▸ Instructions to follow
Output every entry exactly as written, but omit the pictures.

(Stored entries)

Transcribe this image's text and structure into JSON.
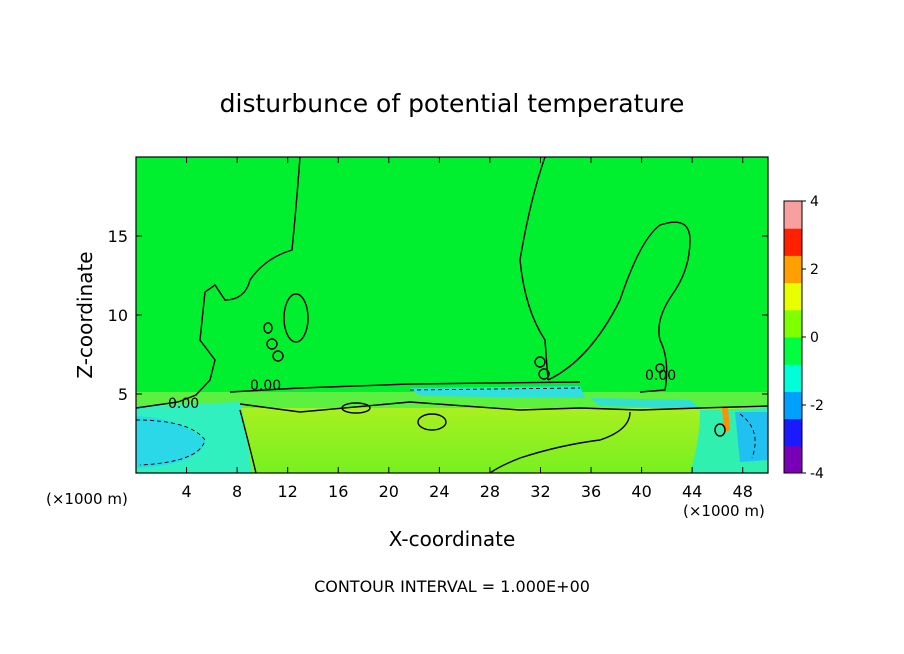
{
  "chart_data": {
    "type": "heatmap",
    "title": "disturbunce of potential temperature",
    "xlabel": "X-coordinate",
    "ylabel": "Z-coordinate",
    "x_unit_left": "(×1000 m)",
    "x_unit_right": "(×1000 m)",
    "xlim": [
      0,
      50
    ],
    "ylim": [
      0,
      20
    ],
    "xticks": [
      4,
      8,
      12,
      16,
      20,
      24,
      28,
      32,
      36,
      40,
      44,
      48
    ],
    "yticks": [
      5,
      10,
      15
    ],
    "colorbar": {
      "range": [
        -4,
        4
      ],
      "ticks": [
        4,
        2,
        0,
        -2,
        -4
      ],
      "colors": [
        "#7a00b8",
        "#1a1aff",
        "#00a0ff",
        "#00ffd8",
        "#00ff40",
        "#80ff00",
        "#e8ff00",
        "#ffa000",
        "#ff2000",
        "#f8a0a0"
      ]
    },
    "contour_label": "0.00",
    "footer": "CONTOUR INTERVAL = 1.000E+00",
    "fields": {
      "background": "#00f030",
      "inversion_band": "#55f040",
      "surface_warm": "#8cf020",
      "cold_pool": "#30f0c0",
      "cold_core": "#20c8f0"
    }
  }
}
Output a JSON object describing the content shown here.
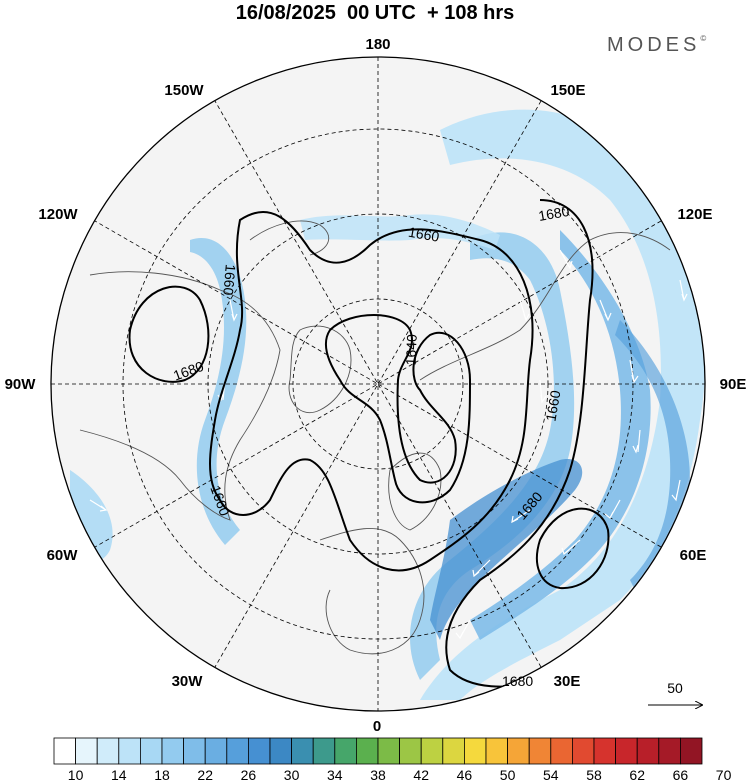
{
  "header": {
    "title": "16/08/2025  00 UTC  + 108 hrs",
    "brand": "MODES",
    "brand_mark": "©"
  },
  "map": {
    "projection": "polar stereographic, north pole",
    "longitude_labels": [
      "180",
      "150E",
      "120E",
      "90E",
      "60E",
      "30E",
      "0",
      "30W",
      "60W",
      "90W",
      "120W",
      "150W"
    ],
    "contour_labels": [
      "1640",
      "1660",
      "1660",
      "1660",
      "1660",
      "1680",
      "1680",
      "1680",
      "1680"
    ],
    "reference_vector": {
      "value": "50"
    },
    "land_color": "#f2f2f2",
    "grid_color": "#000000"
  },
  "colorbar": {
    "ticks": [
      "10",
      "14",
      "18",
      "22",
      "26",
      "30",
      "34",
      "38",
      "42",
      "46",
      "50",
      "54",
      "58",
      "62",
      "66",
      "70"
    ],
    "colors": [
      "#ffffff",
      "#e6f5fc",
      "#d0ecfa",
      "#bde3f8",
      "#a8d8f4",
      "#93cbef",
      "#7fbde9",
      "#6aaee2",
      "#569fdb",
      "#4690d2",
      "#3c88c4",
      "#3a8fb0",
      "#3d9a8c",
      "#46a66a",
      "#5bb04e",
      "#7cbb47",
      "#9cc645",
      "#bdd142",
      "#dcd640",
      "#f5d93d",
      "#f8c43a",
      "#f5a537",
      "#f08535",
      "#ea6632",
      "#e14a30",
      "#d6332d",
      "#c8262b",
      "#b81f29",
      "#a51a27",
      "#921524"
    ]
  }
}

▸ Right answer
Transcribe this image's text and structure into JSON.
{
  "chart_data": {
    "type": "heatmap",
    "title": "disturbunce of potential temperature",
    "xlabel": "X-coordinate",
    "ylabel": "Z-coordinate",
    "x_unit_left": "(×1000 m)",
    "x_unit_right": "(×1000 m)",
    "xlim": [
      0,
      50
    ],
    "ylim": [
      0,
      20
    ],
    "xticks": [
      4,
      8,
      12,
      16,
      20,
      24,
      28,
      32,
      36,
      40,
      44,
      48
    ],
    "yticks": [
      5,
      10,
      15
    ],
    "colorbar": {
      "range": [
        -4,
        4
      ],
      "ticks": [
        4,
        2,
        0,
        -2,
        -4
      ],
      "colors": [
        "#7a00b8",
        "#1a1aff",
        "#00a0ff",
        "#00ffd8",
        "#00ff40",
        "#80ff00",
        "#e8ff00",
        "#ffa000",
        "#ff2000",
        "#f8a0a0"
      ]
    },
    "contour_label": "0.00",
    "footer": "CONTOUR INTERVAL = 1.000E+00",
    "fields": {
      "background": "#00f030",
      "inversion_band": "#55f040",
      "surface_warm": "#8cf020",
      "cold_pool": "#30f0c0",
      "cold_core": "#20c8f0"
    }
  }
}
Output a JSON object describing the content shown here.
{
  "header": {
    "title": "16/08/2025  00 UTC  + 108 hrs",
    "brand": "MODES",
    "brand_mark": "©"
  },
  "map": {
    "projection": "polar stereographic, north pole",
    "longitude_labels": [
      "180",
      "150E",
      "120E",
      "90E",
      "60E",
      "30E",
      "0",
      "30W",
      "60W",
      "90W",
      "120W",
      "150W"
    ],
    "contour_labels": [
      "1640",
      "1660",
      "1660",
      "1660",
      "1660",
      "1680",
      "1680",
      "1680",
      "1680"
    ],
    "reference_vector": {
      "value": "50"
    },
    "land_color": "#f2f2f2",
    "grid_color": "#000000"
  },
  "colorbar": {
    "ticks": [
      "10",
      "14",
      "18",
      "22",
      "26",
      "30",
      "34",
      "38",
      "42",
      "46",
      "50",
      "54",
      "58",
      "62",
      "66",
      "70"
    ],
    "colors": [
      "#ffffff",
      "#e6f5fc",
      "#d0ecfa",
      "#bde3f8",
      "#a8d8f4",
      "#93cbef",
      "#7fbde9",
      "#6aaee2",
      "#569fdb",
      "#4690d2",
      "#3c88c4",
      "#3a8fb0",
      "#3d9a8c",
      "#46a66a",
      "#5bb04e",
      "#7cbb47",
      "#9cc645",
      "#bdd142",
      "#dcd640",
      "#f5d93d",
      "#f8c43a",
      "#f5a537",
      "#f08535",
      "#ea6632",
      "#e14a30",
      "#d6332d",
      "#c8262b",
      "#b81f29",
      "#a51a27",
      "#921524"
    ]
  }
}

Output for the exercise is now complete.